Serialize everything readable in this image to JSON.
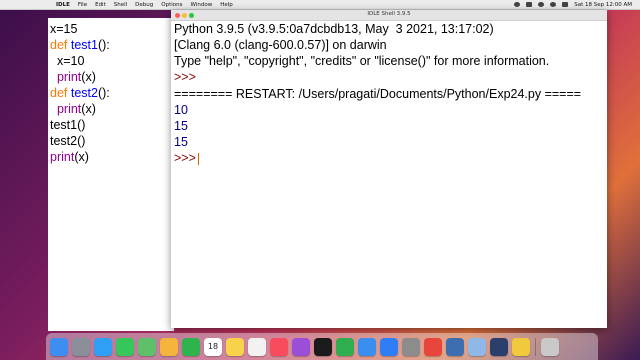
{
  "menubar": {
    "app": "IDLE",
    "items": [
      "File",
      "Edit",
      "Shell",
      "Debug",
      "Options",
      "Window",
      "Help"
    ],
    "clock": "Sat 18 Sep  12:00 AM"
  },
  "editor": {
    "lines": [
      {
        "parts": [
          {
            "t": "x=15",
            "c": "plain"
          }
        ]
      },
      {
        "parts": [
          {
            "t": "def ",
            "c": "kw"
          },
          {
            "t": "test1",
            "c": "fn"
          },
          {
            "t": "():",
            "c": "plain"
          }
        ]
      },
      {
        "parts": [
          {
            "t": "  x=10",
            "c": "plain"
          }
        ]
      },
      {
        "parts": [
          {
            "t": "  ",
            "c": "plain"
          },
          {
            "t": "print",
            "c": "bi"
          },
          {
            "t": "(x)",
            "c": "plain"
          }
        ]
      },
      {
        "parts": [
          {
            "t": "def ",
            "c": "kw"
          },
          {
            "t": "test2",
            "c": "fn"
          },
          {
            "t": "():",
            "c": "plain"
          }
        ]
      },
      {
        "parts": [
          {
            "t": "  ",
            "c": "plain"
          },
          {
            "t": "print",
            "c": "bi"
          },
          {
            "t": "(x)",
            "c": "plain"
          }
        ]
      },
      {
        "parts": [
          {
            "t": "test1()",
            "c": "plain"
          }
        ]
      },
      {
        "parts": [
          {
            "t": "test2()",
            "c": "plain"
          }
        ]
      },
      {
        "parts": [
          {
            "t": "print",
            "c": "bi"
          },
          {
            "t": "(x)",
            "c": "plain"
          }
        ]
      }
    ]
  },
  "shell": {
    "title": "IDLE Shell 3.9.5",
    "banner1": "Python 3.9.5 (v3.9.5:0a7dcbdb13, May  3 2021, 13:17:02)",
    "banner2": "[Clang 6.0 (clang-600.0.57)] on darwin",
    "banner3": "Type \"help\", \"copyright\", \"credits\" or \"license()\" for more information.",
    "prompt": ">>>",
    "restart": "======== RESTART: /Users/pragati/Documents/Python/Exp24.py =====",
    "outputs": [
      "10",
      "15",
      "15"
    ]
  },
  "dock": {
    "icons": [
      "finder-icon",
      "launchpad-icon",
      "safari-icon",
      "messages-icon",
      "maps-icon",
      "photos-icon",
      "facetime-icon",
      "calendar-icon",
      "notes-icon",
      "reminders-icon",
      "music-icon",
      "podcasts-icon",
      "tv-icon",
      "numbers-icon",
      "keynote-icon",
      "appstore-icon",
      "settings-icon",
      "chrome-icon",
      "python-icon",
      "preview-icon",
      "quicktime-icon",
      "idle-icon",
      "trash-icon"
    ],
    "calendar_day": "18"
  }
}
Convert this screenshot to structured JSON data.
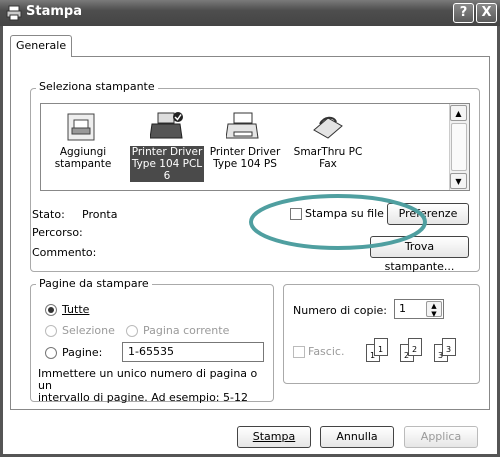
{
  "window": {
    "title": "Stampa",
    "help_button": "?",
    "close_button": "X"
  },
  "tabs": [
    {
      "label": "Generale"
    }
  ],
  "printer_section": {
    "label": "Seleziona stampante",
    "printers": [
      {
        "name": "Aggiungi\nstampante"
      },
      {
        "name": "Printer Driver\nType 104 PCL\n6"
      },
      {
        "name": "Printer Driver\nType 104 PS"
      },
      {
        "name": "SmarThru PC\nFax"
      }
    ],
    "status_label": "Stato:",
    "status_value": "Pronta",
    "path_label": "Percorso:",
    "comment_label": "Commento:",
    "print_to_file_label": "Stampa su file",
    "preferences_button": "Preferenze",
    "find_printer_button": "Trova stampante..."
  },
  "pages_section": {
    "label": "Pagine da stampare",
    "all_label": "Tutte",
    "selection_label": "Selezione",
    "current_page_label": "Pagina corrente",
    "pages_label": "Pagine:",
    "pages_value": "1-65535",
    "hint": "Immettere un unico numero di pagina o un\nintervallo di pagine. Ad esempio: 5-12"
  },
  "copies_section": {
    "copies_label": "Numero di copie:",
    "copies_value": "1",
    "collate_label": "Fascic.",
    "collate_pages": [
      "1",
      "1",
      "2",
      "2",
      "3",
      "3"
    ]
  },
  "buttons": {
    "print": "Stampa",
    "cancel": "Annulla",
    "apply": "Applica"
  },
  "colors": {
    "highlight": "#4f9fa0",
    "selection": "#4a4a4a"
  }
}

WHAT TO WORK ON: Wherever a line in the data above holds "this", copy that line.

TASK SOLUTION:
Serialize everything readable in this image to JSON.
Convert this screenshot to structured JSON data.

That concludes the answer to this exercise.